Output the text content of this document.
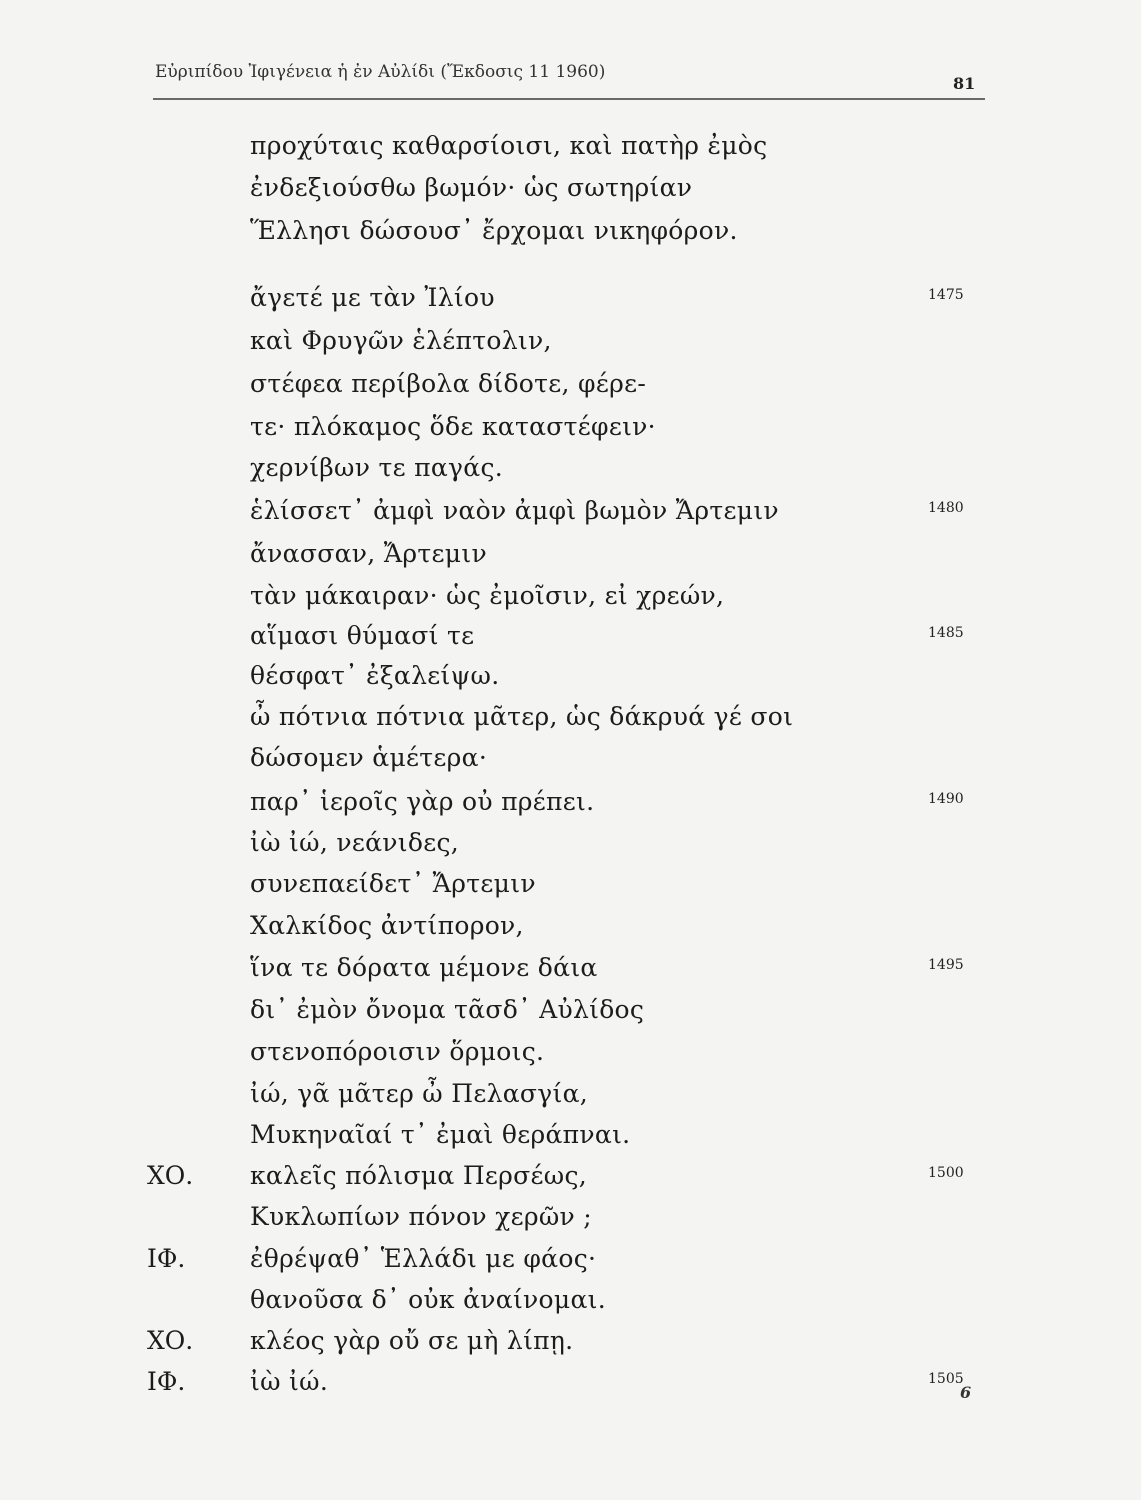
Εὐριπίδου Ἰφιγένεια ἡ ἐν Αὐλίδι (Ἔκδοσις 11 1960)
81
προχύταις καθαρσίοισι, καὶ πατὴρ ἐμὸς
ἐνδεξιούσθω βωμόν· ὡς σωτηρίαν
Ἕλλησι δώσουσ᾽ ἔρχομαι νικηφόρον.
ἄγετέ με τὰν Ἰλίου	1475
καὶ Φρυγῶν ἑλέπτολιν,
στέφεα περίβολα δίδοτε, φέρε-
τε· πλόκαμος ὅδε καταστέφειν·
χερνίβων τε παγάς.
ἑλίσσετ᾽ ἀμφὶ ναὸν ἀμφὶ βωμὸν Ἄρτεμιν	1480
ἄνασσαν, Ἄρτεμιν
τὰν μάκαιραν· ὡς ἐμοῖσιν, εἰ χρεών,
αἵμασι θύμασί τε	1485
θέσφατ᾽ ἐξαλείψω.
ὦ πότνια πότνια μᾶτερ, ὡς δάκρυά γέ σοι
δώσομεν ἁμέτερα·
παρ᾽ ἱεροῖς γὰρ οὐ πρέπει.	1490
ἰὼ ἰώ, νεάνιδες,
συνεπαείδετ᾽ Ἄρτεμιν
Χαλκίδος ἀντίπορον,
ἵνα τε δόρατα μέμονε δάια	1495
δι᾽ ἐμὸν ὄνομα τᾶσδ᾽ Αὐλίδος
στενοπόροισιν ὅρμοις.
ἰώ, γᾶ μᾶτερ ὦ Πελασγία,
Μυκηναῖαί τ᾽ ἐμαὶ θεράπναι.
ΧΟ. καλεῖς πόλισμα Περσέως,	1500
Κυκλωπίων πόνον χερῶν ;
ΙΦ.	ἐθρέψαθ᾽ Ἑλλάδι με φάος·
θανοῦσα δ᾽ οὐκ ἀναίνομαι.
ΧΟ. κλέος γὰρ οὔ σε μὴ λίπῃ.
ΙΦ.	ἰὼ ἰώ.	1505
6
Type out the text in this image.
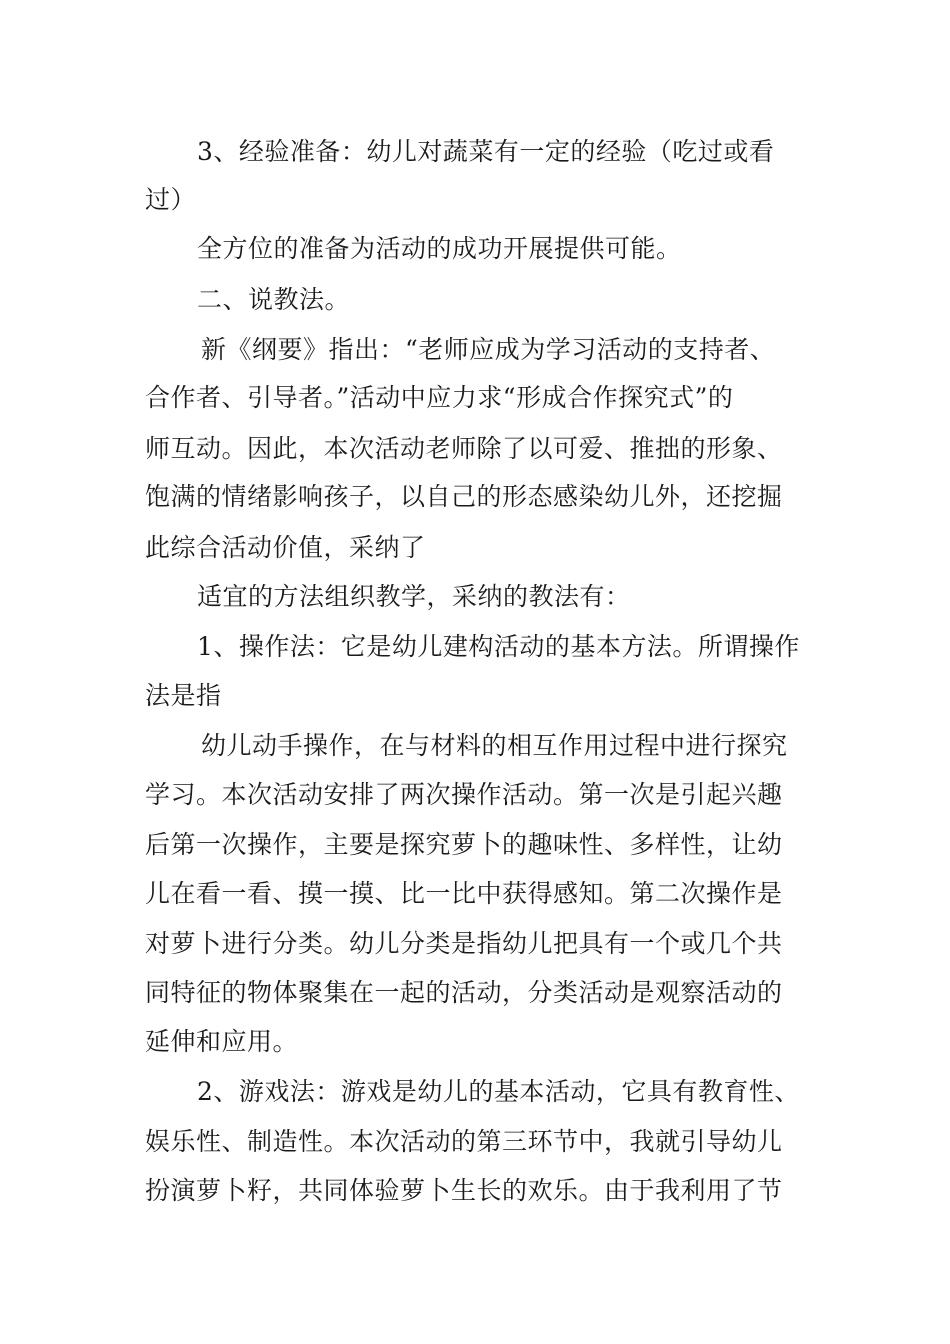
3、经验准备：幼儿对蔬菜有一定的经验（吃过或看
过）
全方位的准备为活动的成功开展提供可能。
二、说教法。
新《纲要》指出：“老师应成为学习活动的支持者、
合作者、引导者。”活动中应力求“形成合作探究式”的
师互动。因此，本次活动老师除了以可爱、推拙的形象、
饱满的情绪影响孩子，以自己的形态感染幼儿外，还挖掘
此综合活动价值，采纳了
适宜的方法组织教学，采纳的教法有：
1、操作法：它是幼儿建构活动的基本方法。所谓操作
法是指
幼儿动手操作，在与材料的相互作用过程中进行探究
学习。本次活动安排了两次操作活动。第一次是引起兴趣
后第一次操作，主要是探究萝卜的趣味性、多样性，让幼
儿在看一看、摸一摸、比一比中获得感知。第二次操作是
对萝卜进行分类。幼儿分类是指幼儿把具有一个或几个共
同特征的物体聚集在一起的活动，分类活动是观察活动的
延伸和应用。
2、游戏法：游戏是幼儿的基本活动，它具有教育性、
娱乐性、制造性。本次活动的第三环节中，我就引导幼儿
扮演萝卜籽，共同体验萝卜生长的欢乐。由于我利用了节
○ ○ ○ ○ ○ ○ ○
Exercise requirements:
Extract each line holding the string "μᾶτερ".

Solved exercise:
ὦ πότνια πότνια μᾶτερ, ὡς δάκρυά γέ σοι
ἰώ, γᾶ μᾶτερ ὦ Πελασγία,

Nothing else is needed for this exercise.